### WHAT IS BEING ASKED
Go through the entries below and collect each line with the string "thuộc" in it.

### MATERIAL PROVIDED
▼

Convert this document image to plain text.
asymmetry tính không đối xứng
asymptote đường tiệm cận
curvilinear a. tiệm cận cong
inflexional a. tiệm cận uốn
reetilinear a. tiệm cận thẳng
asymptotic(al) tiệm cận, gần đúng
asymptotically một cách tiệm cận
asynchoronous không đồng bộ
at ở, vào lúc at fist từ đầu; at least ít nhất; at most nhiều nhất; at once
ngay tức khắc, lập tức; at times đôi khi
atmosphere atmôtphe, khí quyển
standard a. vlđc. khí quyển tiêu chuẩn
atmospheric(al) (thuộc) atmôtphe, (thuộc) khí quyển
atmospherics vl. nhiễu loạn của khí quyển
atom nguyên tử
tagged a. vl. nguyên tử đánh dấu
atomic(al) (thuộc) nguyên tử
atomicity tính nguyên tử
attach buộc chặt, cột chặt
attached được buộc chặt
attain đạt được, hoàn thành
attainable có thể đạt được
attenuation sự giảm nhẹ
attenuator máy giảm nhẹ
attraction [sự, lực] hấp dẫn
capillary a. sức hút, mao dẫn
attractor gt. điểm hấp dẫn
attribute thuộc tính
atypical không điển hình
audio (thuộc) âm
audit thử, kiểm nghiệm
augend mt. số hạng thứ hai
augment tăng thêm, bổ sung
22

▲

### TASK ANSWER
atmospheric(al) (thuộc) atmôtphe, (thuộc) khí quyển
atomic(al) (thuộc) nguyên tử
attribute thuộc tính
audio (thuộc) âm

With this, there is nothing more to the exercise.